— begin —

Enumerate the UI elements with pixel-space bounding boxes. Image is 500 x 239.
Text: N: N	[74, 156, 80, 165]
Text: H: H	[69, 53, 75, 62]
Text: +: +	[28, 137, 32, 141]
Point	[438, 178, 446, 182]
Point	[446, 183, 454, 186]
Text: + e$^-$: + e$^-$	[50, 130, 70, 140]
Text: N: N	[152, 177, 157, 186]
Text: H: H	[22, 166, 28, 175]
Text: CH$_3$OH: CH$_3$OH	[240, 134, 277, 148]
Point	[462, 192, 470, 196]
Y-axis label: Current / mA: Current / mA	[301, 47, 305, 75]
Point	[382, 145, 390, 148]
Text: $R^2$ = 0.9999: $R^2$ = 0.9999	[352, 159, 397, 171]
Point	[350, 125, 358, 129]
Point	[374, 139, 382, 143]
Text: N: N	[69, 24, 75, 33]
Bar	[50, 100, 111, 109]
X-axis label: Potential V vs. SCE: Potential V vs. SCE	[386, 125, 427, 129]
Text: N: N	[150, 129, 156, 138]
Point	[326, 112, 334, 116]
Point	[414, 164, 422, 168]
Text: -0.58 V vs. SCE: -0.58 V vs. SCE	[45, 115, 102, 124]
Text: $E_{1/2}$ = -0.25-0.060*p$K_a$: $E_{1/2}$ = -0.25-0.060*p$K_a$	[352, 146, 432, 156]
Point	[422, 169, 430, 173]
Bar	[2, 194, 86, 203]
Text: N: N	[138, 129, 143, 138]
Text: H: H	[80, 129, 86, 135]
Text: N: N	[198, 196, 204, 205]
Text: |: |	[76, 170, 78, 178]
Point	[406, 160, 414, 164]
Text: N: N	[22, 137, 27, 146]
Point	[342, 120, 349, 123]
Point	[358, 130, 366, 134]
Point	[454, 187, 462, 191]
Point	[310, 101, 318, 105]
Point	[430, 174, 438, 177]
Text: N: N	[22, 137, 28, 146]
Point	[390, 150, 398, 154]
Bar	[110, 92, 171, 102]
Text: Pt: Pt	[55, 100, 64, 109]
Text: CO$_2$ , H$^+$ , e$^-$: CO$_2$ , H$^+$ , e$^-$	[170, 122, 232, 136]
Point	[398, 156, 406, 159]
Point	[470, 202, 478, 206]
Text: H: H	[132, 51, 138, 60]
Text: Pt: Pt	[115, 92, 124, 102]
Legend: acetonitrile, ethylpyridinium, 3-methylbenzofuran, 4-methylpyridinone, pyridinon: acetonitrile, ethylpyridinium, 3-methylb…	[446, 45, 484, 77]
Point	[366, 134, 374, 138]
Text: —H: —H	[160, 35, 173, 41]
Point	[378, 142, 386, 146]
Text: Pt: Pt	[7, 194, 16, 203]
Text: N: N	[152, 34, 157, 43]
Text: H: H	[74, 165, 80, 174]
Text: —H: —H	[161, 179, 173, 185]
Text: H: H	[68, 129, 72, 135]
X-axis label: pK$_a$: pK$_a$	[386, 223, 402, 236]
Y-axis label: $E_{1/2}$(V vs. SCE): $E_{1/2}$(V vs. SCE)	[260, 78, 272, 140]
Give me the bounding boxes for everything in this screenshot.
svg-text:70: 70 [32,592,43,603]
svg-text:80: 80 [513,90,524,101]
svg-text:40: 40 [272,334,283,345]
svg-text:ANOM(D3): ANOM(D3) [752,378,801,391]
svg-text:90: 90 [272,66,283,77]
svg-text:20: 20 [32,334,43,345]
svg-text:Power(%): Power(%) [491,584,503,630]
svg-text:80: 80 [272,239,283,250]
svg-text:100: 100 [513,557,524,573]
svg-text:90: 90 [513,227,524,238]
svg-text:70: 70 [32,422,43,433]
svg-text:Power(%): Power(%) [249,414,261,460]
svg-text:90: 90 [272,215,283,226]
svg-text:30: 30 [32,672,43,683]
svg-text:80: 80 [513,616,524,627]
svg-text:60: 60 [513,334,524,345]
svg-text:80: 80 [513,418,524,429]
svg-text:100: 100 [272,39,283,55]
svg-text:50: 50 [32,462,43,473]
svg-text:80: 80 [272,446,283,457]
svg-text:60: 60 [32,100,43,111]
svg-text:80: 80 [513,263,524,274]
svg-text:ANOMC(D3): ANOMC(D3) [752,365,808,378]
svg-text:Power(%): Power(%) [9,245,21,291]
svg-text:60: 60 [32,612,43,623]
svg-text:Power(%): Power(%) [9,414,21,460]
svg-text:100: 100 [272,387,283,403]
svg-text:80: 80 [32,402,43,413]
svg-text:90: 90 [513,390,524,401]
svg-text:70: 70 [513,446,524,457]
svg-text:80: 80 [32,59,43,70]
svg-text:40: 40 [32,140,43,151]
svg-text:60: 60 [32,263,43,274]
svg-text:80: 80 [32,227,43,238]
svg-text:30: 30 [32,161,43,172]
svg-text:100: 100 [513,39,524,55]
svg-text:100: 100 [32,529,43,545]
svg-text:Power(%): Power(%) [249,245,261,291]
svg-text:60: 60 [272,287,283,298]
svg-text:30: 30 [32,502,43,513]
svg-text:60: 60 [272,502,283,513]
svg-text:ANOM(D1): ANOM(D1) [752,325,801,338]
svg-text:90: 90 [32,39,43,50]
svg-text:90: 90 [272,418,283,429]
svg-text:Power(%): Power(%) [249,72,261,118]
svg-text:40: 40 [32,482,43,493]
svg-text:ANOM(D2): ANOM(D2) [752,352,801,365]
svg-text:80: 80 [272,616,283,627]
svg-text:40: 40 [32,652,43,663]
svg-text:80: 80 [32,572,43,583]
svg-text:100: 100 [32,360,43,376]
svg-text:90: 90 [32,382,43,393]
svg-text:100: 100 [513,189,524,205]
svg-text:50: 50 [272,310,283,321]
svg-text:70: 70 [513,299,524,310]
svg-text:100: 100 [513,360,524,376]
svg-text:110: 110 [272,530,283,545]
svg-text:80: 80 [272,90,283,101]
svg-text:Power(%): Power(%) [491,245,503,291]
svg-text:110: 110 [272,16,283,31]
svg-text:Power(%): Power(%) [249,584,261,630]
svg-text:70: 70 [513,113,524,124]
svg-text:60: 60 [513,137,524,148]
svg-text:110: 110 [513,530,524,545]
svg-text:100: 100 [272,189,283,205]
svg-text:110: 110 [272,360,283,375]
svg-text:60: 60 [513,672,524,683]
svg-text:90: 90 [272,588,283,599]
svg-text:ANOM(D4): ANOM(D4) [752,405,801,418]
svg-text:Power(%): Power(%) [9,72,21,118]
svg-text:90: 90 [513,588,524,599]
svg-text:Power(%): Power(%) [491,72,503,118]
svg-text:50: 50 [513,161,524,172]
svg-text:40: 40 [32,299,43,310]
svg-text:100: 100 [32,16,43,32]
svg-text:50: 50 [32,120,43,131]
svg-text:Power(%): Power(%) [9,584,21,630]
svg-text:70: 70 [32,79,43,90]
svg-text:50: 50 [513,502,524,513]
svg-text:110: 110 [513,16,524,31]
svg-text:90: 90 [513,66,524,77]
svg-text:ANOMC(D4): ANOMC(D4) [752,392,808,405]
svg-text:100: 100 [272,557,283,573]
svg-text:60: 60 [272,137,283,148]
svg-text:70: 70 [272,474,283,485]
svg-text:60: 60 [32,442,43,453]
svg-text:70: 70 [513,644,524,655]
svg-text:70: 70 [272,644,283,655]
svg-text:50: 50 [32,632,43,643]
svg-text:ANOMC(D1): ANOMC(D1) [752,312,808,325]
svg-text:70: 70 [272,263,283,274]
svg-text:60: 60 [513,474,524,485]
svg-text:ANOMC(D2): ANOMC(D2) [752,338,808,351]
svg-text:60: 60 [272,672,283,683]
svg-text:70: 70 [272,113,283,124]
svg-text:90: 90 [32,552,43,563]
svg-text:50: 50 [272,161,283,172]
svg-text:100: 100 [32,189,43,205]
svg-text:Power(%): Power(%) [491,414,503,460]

— end —

- Description of the task
Reproduce the listing starting at its first line and ending at the line containing "166, 28, 175]", substituting "Marker" for "Point" and keeping everything else the same.

- Correct output
Enumerate the UI elements with pixel-space bounding boxes. Image is 500 x 239.
Text: N: N	[74, 156, 80, 165]
Text: H: H	[69, 53, 75, 62]
Text: +: +	[28, 137, 32, 141]
Marker	[438, 178, 446, 182]
Marker	[446, 183, 454, 186]
Text: + e$^-$: + e$^-$	[50, 130, 70, 140]
Text: N: N	[152, 177, 157, 186]
Text: H: H	[22, 166, 28, 175]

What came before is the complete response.